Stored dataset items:
↓↓↓

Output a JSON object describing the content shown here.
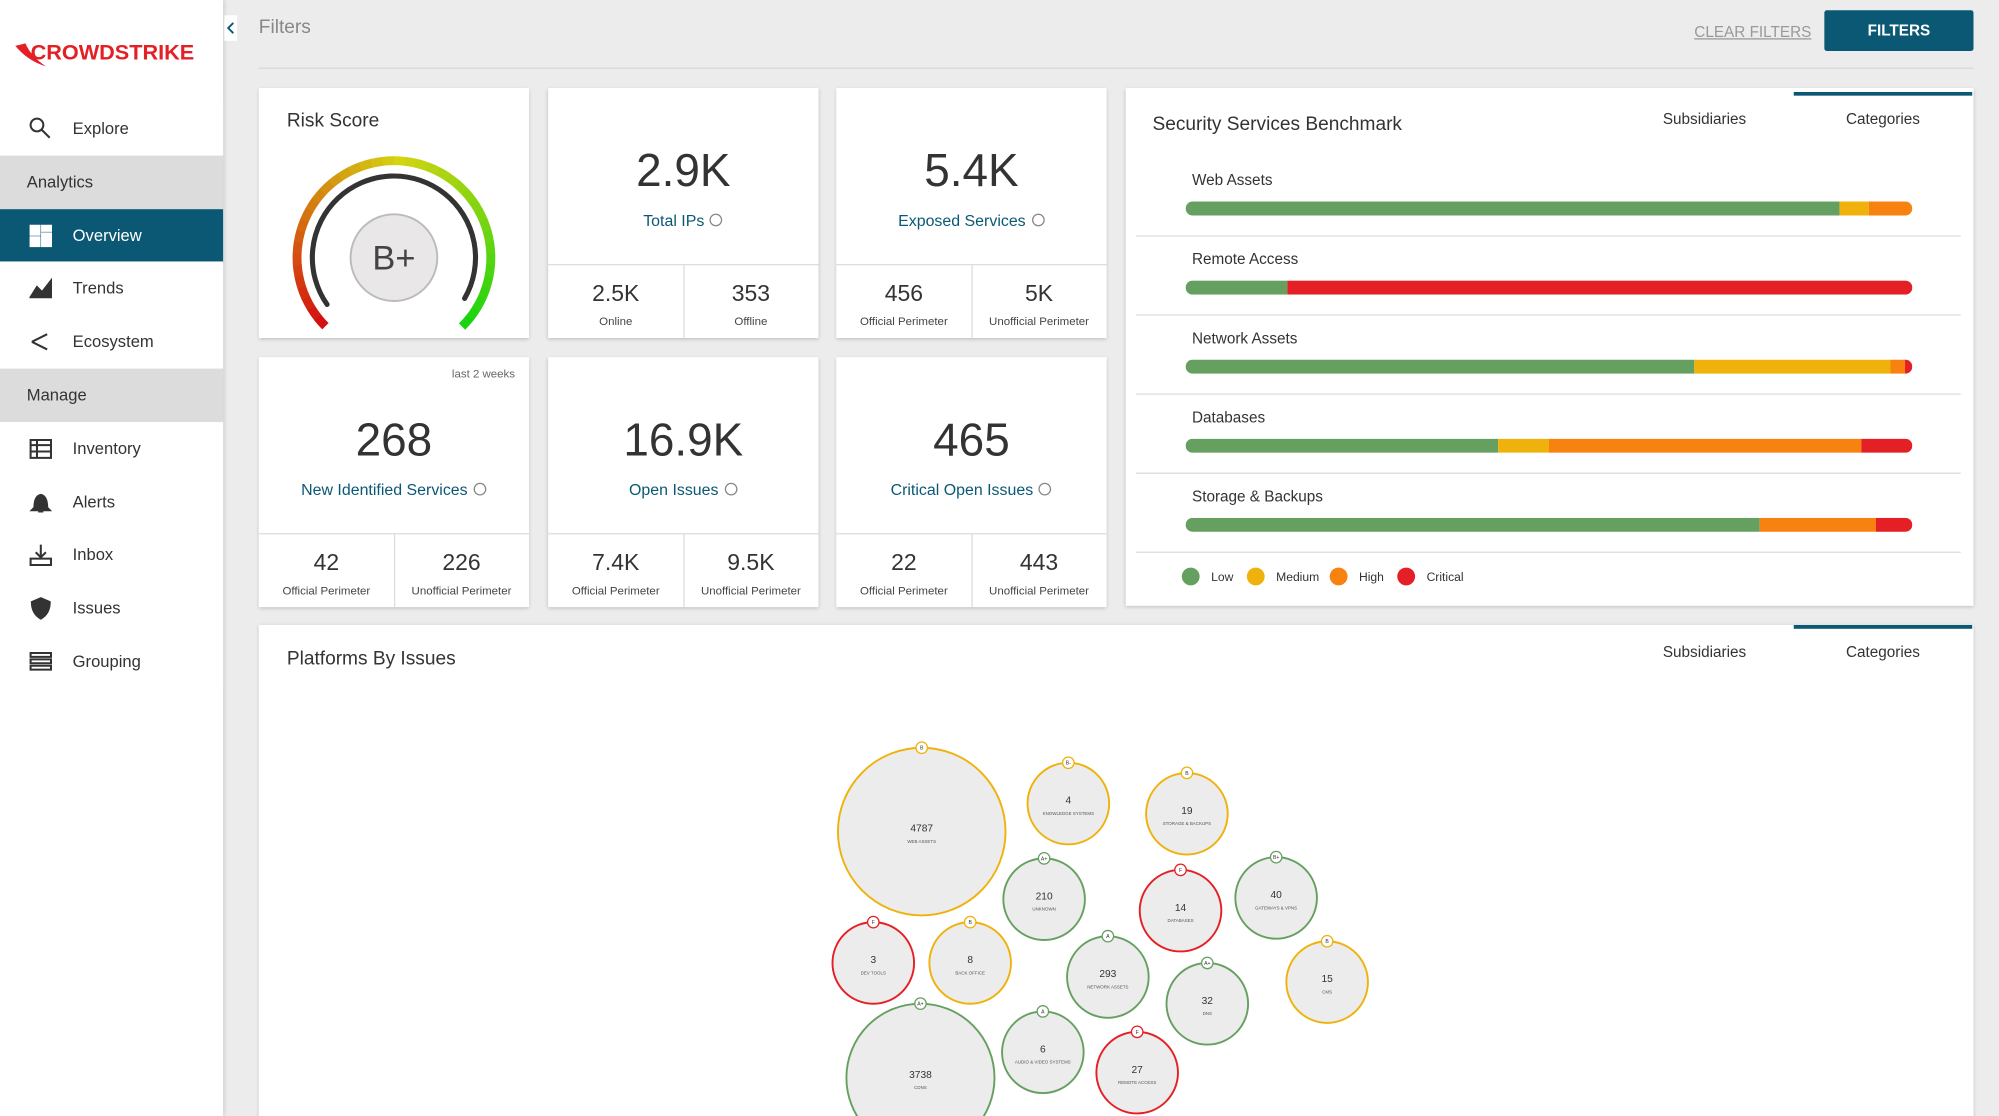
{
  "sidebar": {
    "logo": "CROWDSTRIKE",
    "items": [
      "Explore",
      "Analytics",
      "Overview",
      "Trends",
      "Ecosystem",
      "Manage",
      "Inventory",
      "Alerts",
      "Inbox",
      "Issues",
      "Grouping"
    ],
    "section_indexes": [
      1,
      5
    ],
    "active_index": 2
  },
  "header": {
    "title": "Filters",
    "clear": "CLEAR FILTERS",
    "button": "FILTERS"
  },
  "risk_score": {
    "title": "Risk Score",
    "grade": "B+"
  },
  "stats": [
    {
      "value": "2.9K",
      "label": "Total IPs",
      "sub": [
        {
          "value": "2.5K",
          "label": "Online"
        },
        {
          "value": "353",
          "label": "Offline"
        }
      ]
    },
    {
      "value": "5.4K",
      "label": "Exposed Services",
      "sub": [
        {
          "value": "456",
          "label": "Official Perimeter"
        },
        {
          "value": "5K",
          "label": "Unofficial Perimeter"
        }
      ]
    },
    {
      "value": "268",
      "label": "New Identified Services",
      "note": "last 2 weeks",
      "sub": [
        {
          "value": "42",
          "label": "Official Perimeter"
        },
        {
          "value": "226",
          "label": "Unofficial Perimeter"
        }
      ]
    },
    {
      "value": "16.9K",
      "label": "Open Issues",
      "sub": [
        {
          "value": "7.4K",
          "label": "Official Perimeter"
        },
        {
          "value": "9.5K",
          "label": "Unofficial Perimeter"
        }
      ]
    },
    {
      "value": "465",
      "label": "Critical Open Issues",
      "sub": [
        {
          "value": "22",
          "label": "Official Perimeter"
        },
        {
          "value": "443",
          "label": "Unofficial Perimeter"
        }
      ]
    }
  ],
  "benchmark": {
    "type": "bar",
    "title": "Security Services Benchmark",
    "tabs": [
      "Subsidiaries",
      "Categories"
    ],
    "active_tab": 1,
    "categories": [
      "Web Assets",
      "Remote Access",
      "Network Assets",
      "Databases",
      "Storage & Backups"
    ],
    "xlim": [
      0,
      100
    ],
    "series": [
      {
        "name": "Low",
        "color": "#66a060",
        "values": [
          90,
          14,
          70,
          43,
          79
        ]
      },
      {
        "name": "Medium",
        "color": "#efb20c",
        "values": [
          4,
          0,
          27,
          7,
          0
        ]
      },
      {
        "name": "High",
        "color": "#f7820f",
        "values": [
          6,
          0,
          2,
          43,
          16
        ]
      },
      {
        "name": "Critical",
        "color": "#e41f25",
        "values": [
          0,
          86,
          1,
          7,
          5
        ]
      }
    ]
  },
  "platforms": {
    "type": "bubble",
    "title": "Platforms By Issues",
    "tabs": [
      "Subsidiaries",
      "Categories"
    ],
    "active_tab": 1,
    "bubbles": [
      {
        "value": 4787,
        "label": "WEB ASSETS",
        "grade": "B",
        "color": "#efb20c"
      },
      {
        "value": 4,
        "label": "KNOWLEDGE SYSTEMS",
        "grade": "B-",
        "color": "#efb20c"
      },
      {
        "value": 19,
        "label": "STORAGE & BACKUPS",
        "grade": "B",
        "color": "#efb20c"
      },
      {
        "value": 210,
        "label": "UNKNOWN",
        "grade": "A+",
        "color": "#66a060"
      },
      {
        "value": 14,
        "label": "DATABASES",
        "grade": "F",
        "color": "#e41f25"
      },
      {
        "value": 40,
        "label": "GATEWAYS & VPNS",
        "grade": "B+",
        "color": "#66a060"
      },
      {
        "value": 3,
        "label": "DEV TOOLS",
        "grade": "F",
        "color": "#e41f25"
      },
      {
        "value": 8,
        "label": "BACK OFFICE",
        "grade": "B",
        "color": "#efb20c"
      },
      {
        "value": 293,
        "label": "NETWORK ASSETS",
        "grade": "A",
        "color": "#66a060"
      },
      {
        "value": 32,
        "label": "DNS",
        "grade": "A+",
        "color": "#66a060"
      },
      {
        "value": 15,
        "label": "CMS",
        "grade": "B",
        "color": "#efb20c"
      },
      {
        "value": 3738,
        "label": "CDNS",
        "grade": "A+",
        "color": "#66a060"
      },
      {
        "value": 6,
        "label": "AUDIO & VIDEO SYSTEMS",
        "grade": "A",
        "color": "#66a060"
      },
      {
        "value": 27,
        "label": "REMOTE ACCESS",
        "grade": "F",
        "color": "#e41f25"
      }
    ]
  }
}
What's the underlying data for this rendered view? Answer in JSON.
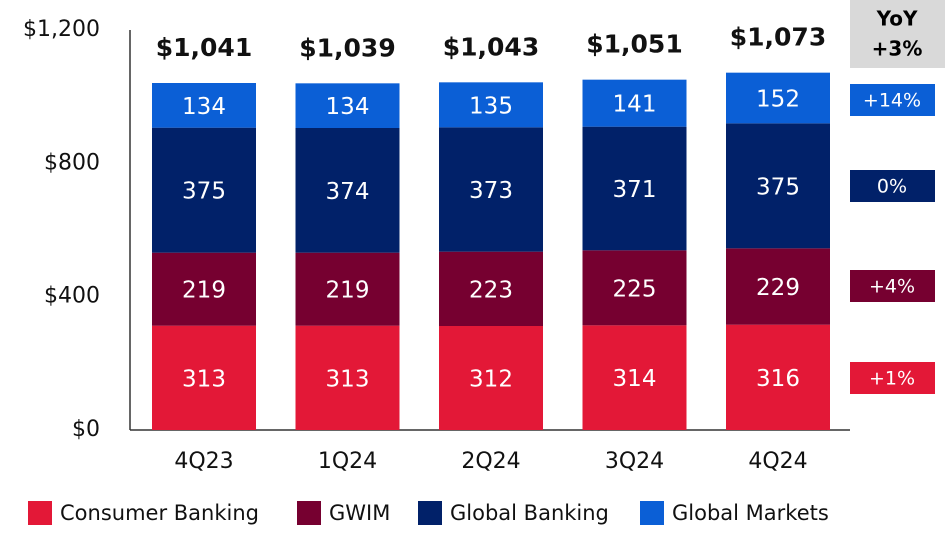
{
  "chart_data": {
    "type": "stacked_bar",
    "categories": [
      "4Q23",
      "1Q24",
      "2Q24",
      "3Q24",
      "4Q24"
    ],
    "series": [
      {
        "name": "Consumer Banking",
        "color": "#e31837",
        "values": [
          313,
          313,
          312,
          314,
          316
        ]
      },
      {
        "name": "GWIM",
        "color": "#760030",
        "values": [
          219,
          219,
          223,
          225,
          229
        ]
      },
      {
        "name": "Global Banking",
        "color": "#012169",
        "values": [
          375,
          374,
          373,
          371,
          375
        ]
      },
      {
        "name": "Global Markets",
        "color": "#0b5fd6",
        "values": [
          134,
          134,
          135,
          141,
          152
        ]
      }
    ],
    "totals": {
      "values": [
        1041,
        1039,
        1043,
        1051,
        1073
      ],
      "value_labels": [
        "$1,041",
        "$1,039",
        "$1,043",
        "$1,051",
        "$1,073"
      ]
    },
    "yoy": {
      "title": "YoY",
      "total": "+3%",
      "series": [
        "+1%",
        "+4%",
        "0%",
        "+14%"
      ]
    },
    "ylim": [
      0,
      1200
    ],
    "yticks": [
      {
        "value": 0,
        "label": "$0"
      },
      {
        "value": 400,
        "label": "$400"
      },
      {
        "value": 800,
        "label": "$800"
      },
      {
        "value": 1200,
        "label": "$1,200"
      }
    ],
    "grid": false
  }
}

↑↑↑

* _SHORT PROBLEM_: Reproduce all the entries that precede this task, word for word, minus any pictures.

* _REPLY_:
Output a JSON object describing the content shown here.
{
  "sidebar": {
    "logo": "CROWDSTRIKE",
    "items": [
      "Explore",
      "Analytics",
      "Overview",
      "Trends",
      "Ecosystem",
      "Manage",
      "Inventory",
      "Alerts",
      "Inbox",
      "Issues",
      "Grouping"
    ],
    "section_indexes": [
      1,
      5
    ],
    "active_index": 2
  },
  "header": {
    "title": "Filters",
    "clear": "CLEAR FILTERS",
    "button": "FILTERS"
  },
  "risk_score": {
    "title": "Risk Score",
    "grade": "B+"
  },
  "stats": [
    {
      "value": "2.9K",
      "label": "Total IPs",
      "sub": [
        {
          "value": "2.5K",
          "label": "Online"
        },
        {
          "value": "353",
          "label": "Offline"
        }
      ]
    },
    {
      "value": "5.4K",
      "label": "Exposed Services",
      "sub": [
        {
          "value": "456",
          "label": "Official Perimeter"
        },
        {
          "value": "5K",
          "label": "Unofficial Perimeter"
        }
      ]
    },
    {
      "value": "268",
      "label": "New Identified Services",
      "note": "last 2 weeks",
      "sub": [
        {
          "value": "42",
          "label": "Official Perimeter"
        },
        {
          "value": "226",
          "label": "Unofficial Perimeter"
        }
      ]
    },
    {
      "value": "16.9K",
      "label": "Open Issues",
      "sub": [
        {
          "value": "7.4K",
          "label": "Official Perimeter"
        },
        {
          "value": "9.5K",
          "label": "Unofficial Perimeter"
        }
      ]
    },
    {
      "value": "465",
      "label": "Critical Open Issues",
      "sub": [
        {
          "value": "22",
          "label": "Official Perimeter"
        },
        {
          "value": "443",
          "label": "Unofficial Perimeter"
        }
      ]
    }
  ],
  "benchmark": {
    "type": "bar",
    "title": "Security Services Benchmark",
    "tabs": [
      "Subsidiaries",
      "Categories"
    ],
    "active_tab": 1,
    "categories": [
      "Web Assets",
      "Remote Access",
      "Network Assets",
      "Databases",
      "Storage & Backups"
    ],
    "xlim": [
      0,
      100
    ],
    "series": [
      {
        "name": "Low",
        "color": "#66a060",
        "values": [
          90,
          14,
          70,
          43,
          79
        ]
      },
      {
        "name": "Medium",
        "color": "#efb20c",
        "values": [
          4,
          0,
          27,
          7,
          0
        ]
      },
      {
        "name": "High",
        "color": "#f7820f",
        "values": [
          6,
          0,
          2,
          43,
          16
        ]
      },
      {
        "name": "Critical",
        "color": "#e41f25",
        "values": [
          0,
          86,
          1,
          7,
          5
        ]
      }
    ]
  },
  "platforms": {
    "type": "bubble",
    "title": "Platforms By Issues",
    "tabs": [
      "Subsidiaries",
      "Categories"
    ],
    "active_tab": 1,
    "bubbles": [
      {
        "value": 4787,
        "label": "WEB ASSETS",
        "grade": "B",
        "color": "#efb20c"
      },
      {
        "value": 4,
        "label": "KNOWLEDGE SYSTEMS",
        "grade": "B-",
        "color": "#efb20c"
      },
      {
        "value": 19,
        "label": "STORAGE & BACKUPS",
        "grade": "B",
        "color": "#efb20c"
      },
      {
        "value": 210,
        "label": "UNKNOWN",
        "grade": "A+",
        "color": "#66a060"
      },
      {
        "value": 14,
        "label": "DATABASES",
        "grade": "F",
        "color": "#e41f25"
      },
      {
        "value": 40,
        "label": "GATEWAYS & VPNS",
        "grade": "B+",
        "color": "#66a060"
      },
      {
        "value": 3,
        "label": "DEV TOOLS",
        "grade": "F",
        "color": "#e41f25"
      },
      {
        "value": 8,
        "label": "BACK OFFICE",
        "grade": "B",
        "color": "#efb20c"
      },
      {
        "value": 293,
        "label": "NETWORK ASSETS",
        "grade": "A",
        "color": "#66a060"
      },
      {
        "value": 32,
        "label": "DNS",
        "grade": "A+",
        "color": "#66a060"
      },
      {
        "value": 15,
        "label": "CMS",
        "grade": "B",
        "color": "#efb20c"
      },
      {
        "value": 3738,
        "label": "CDNS",
        "grade": "A+",
        "color": "#66a060"
      },
      {
        "value": 6,
        "label": "AUDIO & VIDEO SYSTEMS",
        "grade": "A",
        "color": "#66a060"
      },
      {
        "value": 27,
        "label": "REMOTE ACCESS",
        "grade": "F",
        "color": "#e41f25"
      }
    ]
  }
}
What's the underlying data for this rendered view? Answer in JSON.
{
  "chart_data": {
    "type": "stacked_bar",
    "categories": [
      "4Q23",
      "1Q24",
      "2Q24",
      "3Q24",
      "4Q24"
    ],
    "series": [
      {
        "name": "Consumer Banking",
        "color": "#e31837",
        "values": [
          313,
          313,
          312,
          314,
          316
        ]
      },
      {
        "name": "GWIM",
        "color": "#760030",
        "values": [
          219,
          219,
          223,
          225,
          229
        ]
      },
      {
        "name": "Global Banking",
        "color": "#012169",
        "values": [
          375,
          374,
          373,
          371,
          375
        ]
      },
      {
        "name": "Global Markets",
        "color": "#0b5fd6",
        "values": [
          134,
          134,
          135,
          141,
          152
        ]
      }
    ],
    "totals": {
      "values": [
        1041,
        1039,
        1043,
        1051,
        1073
      ],
      "value_labels": [
        "$1,041",
        "$1,039",
        "$1,043",
        "$1,051",
        "$1,073"
      ]
    },
    "yoy": {
      "title": "YoY",
      "total": "+3%",
      "series": [
        "+1%",
        "+4%",
        "0%",
        "+14%"
      ]
    },
    "ylim": [
      0,
      1200
    ],
    "yticks": [
      {
        "value": 0,
        "label": "$0"
      },
      {
        "value": 400,
        "label": "$400"
      },
      {
        "value": 800,
        "label": "$800"
      },
      {
        "value": 1200,
        "label": "$1,200"
      }
    ],
    "grid": false
  }
}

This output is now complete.